## Requirement
Return, word for word, every line that follows.

## Material for this exercise

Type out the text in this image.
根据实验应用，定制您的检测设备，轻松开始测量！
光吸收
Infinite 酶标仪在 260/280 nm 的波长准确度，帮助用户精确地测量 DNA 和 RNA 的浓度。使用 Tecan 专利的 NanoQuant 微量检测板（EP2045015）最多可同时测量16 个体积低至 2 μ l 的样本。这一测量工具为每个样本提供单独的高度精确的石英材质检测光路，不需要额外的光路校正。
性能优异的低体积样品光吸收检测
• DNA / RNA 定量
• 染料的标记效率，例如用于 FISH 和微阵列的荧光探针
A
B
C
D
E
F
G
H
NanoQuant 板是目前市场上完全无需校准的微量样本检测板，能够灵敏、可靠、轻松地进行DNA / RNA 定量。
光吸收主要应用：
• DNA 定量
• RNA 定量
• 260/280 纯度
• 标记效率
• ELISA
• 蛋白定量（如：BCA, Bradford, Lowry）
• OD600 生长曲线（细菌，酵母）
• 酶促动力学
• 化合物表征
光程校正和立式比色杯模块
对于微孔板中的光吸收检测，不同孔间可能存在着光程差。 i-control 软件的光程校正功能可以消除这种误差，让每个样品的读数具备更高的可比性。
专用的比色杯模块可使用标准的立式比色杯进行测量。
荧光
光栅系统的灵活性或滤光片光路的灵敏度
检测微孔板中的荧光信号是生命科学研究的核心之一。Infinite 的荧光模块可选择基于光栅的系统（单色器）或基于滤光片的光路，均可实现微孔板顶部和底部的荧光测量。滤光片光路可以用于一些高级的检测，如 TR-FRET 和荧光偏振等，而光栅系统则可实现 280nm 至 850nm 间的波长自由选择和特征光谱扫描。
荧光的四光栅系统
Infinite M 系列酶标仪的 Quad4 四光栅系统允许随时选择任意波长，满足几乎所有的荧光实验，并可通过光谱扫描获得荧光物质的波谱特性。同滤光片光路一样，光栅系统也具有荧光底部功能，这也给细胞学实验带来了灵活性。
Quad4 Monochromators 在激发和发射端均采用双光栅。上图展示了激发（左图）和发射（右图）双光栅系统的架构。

## Result of the task
Type out the text in this image.
根据实验应用，定制您的检测设备，轻松开始测量！
光吸收
Infinite 酶标仪在 260/280 nm 的波长准确度，帮助用户精确地测量 DNA 和 RNA 的浓度。使用 Tecan 专利的 NanoQuant 微量检测板（EP2045015）最多可同时测量16 个体积低至 2 μ l 的样本。这一测量工具为每个样本提供单独的高度精确的石英材质检测光路，不需要额外的光路校正。
性能优异的低体积样品光吸收检测
• DNA / RNA 定量
• 染料的标记效率，例如用于 FISH 和微阵列的荧光探针
A
B
C
D
E
F
G
H
NanoQuant 板是目前市场上完全无需校准的微量样本检测板，能够灵敏、可靠、轻松地进行DNA / RNA 定量。
光吸收主要应用：
• DNA 定量
• RNA 定量
• 260/280 纯度
• 标记效率
• ELISA
• 蛋白定量（如：BCA, Bradford, Lowry）
• OD600 生长曲线（细菌，酵母）
• 酶促动力学
• 化合物表征
光程校正和立式比色杯模块
对于微孔板中的光吸收检测，不同孔间可能存在着光程差。 i-control 软件的光程校正功能可以消除这种误差，让每个样品的读数具备更高的可比性。
专用的比色杯模块可使用标准的立式比色杯进行测量。
荧光
光栅系统的灵活性或滤光片光路的灵敏度
检测微孔板中的荧光信号是生命科学研究的核心之一。Infinite 的荧光模块可选择基于光栅的系统（单色器）或基于滤光片的光路，均可实现微孔板顶部和底部的荧光测量。滤光片光路可以用于一些高级的检测，如 TR-FRET 和荧光偏振等，而光栅系统则可实现 280nm 至 850nm 间的波长自由选择和特征光谱扫描。
荧光的四光栅系统
Infinite M 系列酶标仪的 Quad4 四光栅系统允许随时选择任意波长，满足几乎所有的荧光实验，并可通过光谱扫描获得荧光物质的波谱特性。同滤光片光路一样，光栅系统也具有荧光底部功能，这也给细胞学实验带来了灵活性。
Quad4 Monochromators 在激发和发射端均采用双光栅。上图展示了激发（左图）和发射（右图）双光栅系统的架构。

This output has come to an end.